Excerpt to read →
How teamwork helps you be more fully yourself
We all know how good it can feel to have a colleague we can connect with, someone we can relate to, both within the scope of the work and just being ourselves. And we know how lousy it is to see the opposite: the face of someone we have to be on guard with or whom we can’t trust to do his or her part so that we can do ours.
A big part of feeling comfortable and fully yourself in the workplace relates to the people you work with — whether you’re all on-site or working remotely. It may be especially visible in medical professionals, but whether it’s subtle or obvious, I’ll bet most of us feel the impact of the group we work with.
But … is it a group? Or a team? And does that make a difference?
I checked in with management consultant K. Palmer Hartl. His recent book “The Ten Commandments of Management” looks at the subtle relationships that underlie workplace dynamics. So I asked him: How can you strike a balance with your coworkers to create space where you can be yourself and also grow?
Managing intra-team relationships
Hartl says it comes down to relationships. He says it’s important for teams to regularly evaluate themselves. I’m used to doing my workplace processing on my own, but what does it look like when it’s done collectively?
“One of the things that can be helpful to an individual and to the team is to get good regular feedback about how you’re being perceived in the team,” Hartl says. “How effective you are, how you can keep doing what is perceived as effective, and what you can do to address what seems less effective. The process work that involves feedback from team members is a growth opportunity.”
In other words, a safe space can also be one that invites growth. Hartl offers an example: “I’m thinking of a team I mention in the book. When I came into the situation, it was clear the team wasn’t functioning optimally, so we devised an exercise where, for each team member, the others created feedback of ‘start, stop, and continue.’ What would we like to see you start, stop, and continue in what you’re presently doing?

Problem details → Retype the article above on how teamwork helps you be more fully yourself, word for word and in full.

Source information →
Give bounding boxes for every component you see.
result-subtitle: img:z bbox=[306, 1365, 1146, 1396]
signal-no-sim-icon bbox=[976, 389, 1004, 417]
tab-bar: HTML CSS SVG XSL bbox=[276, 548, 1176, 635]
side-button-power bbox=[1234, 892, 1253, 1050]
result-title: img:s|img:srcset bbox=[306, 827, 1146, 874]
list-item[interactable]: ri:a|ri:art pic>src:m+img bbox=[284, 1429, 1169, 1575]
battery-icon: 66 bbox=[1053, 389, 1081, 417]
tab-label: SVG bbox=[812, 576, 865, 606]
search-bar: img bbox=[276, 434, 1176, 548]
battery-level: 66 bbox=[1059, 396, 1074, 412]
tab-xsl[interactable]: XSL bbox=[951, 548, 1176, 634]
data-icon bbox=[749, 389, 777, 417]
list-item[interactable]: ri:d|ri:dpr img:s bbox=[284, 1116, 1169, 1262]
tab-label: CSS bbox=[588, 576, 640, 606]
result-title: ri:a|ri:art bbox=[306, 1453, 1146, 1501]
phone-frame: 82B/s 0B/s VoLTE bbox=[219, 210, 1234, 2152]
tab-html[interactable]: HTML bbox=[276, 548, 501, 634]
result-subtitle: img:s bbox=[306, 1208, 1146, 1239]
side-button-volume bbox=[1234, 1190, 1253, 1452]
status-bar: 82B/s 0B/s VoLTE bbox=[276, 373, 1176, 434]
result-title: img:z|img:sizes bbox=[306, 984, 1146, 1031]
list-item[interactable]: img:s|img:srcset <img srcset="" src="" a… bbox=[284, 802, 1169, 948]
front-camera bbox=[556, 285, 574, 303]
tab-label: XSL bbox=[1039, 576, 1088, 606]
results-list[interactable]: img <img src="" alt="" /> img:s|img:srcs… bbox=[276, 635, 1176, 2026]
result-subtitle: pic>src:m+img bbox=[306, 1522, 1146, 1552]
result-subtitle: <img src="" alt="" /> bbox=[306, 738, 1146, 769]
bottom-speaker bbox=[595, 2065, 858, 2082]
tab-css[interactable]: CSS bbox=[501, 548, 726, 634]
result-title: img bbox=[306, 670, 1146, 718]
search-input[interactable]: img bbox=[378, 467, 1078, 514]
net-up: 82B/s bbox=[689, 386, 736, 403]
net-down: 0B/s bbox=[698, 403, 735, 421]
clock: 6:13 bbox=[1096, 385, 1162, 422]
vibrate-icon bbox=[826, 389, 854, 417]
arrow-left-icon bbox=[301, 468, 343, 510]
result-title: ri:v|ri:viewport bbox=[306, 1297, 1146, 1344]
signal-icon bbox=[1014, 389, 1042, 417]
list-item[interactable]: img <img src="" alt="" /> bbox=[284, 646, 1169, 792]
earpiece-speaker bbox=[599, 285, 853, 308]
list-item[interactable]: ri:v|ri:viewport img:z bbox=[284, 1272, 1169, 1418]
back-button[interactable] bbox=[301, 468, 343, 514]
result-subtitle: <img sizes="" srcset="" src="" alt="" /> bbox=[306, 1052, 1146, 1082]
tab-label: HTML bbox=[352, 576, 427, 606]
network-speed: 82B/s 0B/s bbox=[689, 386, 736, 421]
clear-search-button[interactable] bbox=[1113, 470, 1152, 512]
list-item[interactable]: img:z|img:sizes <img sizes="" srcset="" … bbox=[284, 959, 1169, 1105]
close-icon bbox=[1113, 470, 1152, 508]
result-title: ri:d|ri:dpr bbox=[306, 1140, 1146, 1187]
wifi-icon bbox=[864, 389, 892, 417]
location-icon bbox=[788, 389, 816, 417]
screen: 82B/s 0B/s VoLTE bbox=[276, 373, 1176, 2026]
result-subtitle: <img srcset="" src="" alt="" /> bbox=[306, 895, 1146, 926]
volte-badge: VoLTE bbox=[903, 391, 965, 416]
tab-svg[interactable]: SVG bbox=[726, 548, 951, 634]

Written solution →
How teamwork helps you be more fully yourself
We all know how good it can feel to have a colleague we can connect with, someone we can relate to, both within the scope of the work and just being ourselves. And we know how lousy it is to see the opposite: the face of someone we have to be on guard with or whom we can’t trust to do his or her part so that we can do ours.
A big part of feeling comfortable and fully yourself in the workplace relates to the people you work with — whether you’re all on-site or working remotely. It may be especially visible in medical professionals, but whether it’s subtle or obvious, I’ll bet most of us feel the impact of the group we work with.
But … is it a group? Or a team? And does that make a difference?
I checked in with management consultant K. Palmer Hartl. His recent book “The Ten Commandments of Management” looks at the subtle relationships that underlie workplace dynamics. So I asked him: How can you strike a balance with your coworkers to create space where you can be yourself and also grow?
Managing intra-team relationships
Hartl says it comes down to relationships. He says it’s important for teams to regularly evaluate themselves. I’m used to doing my workplace processing on my own, but what does it look like when it’s done collectively?
“One of the things that can be helpful to an individual and to the team is to get good regular feedback about how you’re being perceived in the team,” Hartl says. “How effective you are, how you can keep doing what is perceived as effective, and what you can do to address what seems less effective. The process work that involves feedback from team members is a growth opportunity.”
In other words, a safe space can also be one that invites growth. Hartl offers an example: “I’m thinking of a team I mention in the book. When I came into the situation, it was clear the team wasn’t functioning optimally, so we devised an exercise where, for each team member, the others created feedback of ‘start, stop, and continue.’ What would we like to see you start, stop, and continue in what you’re presently doing?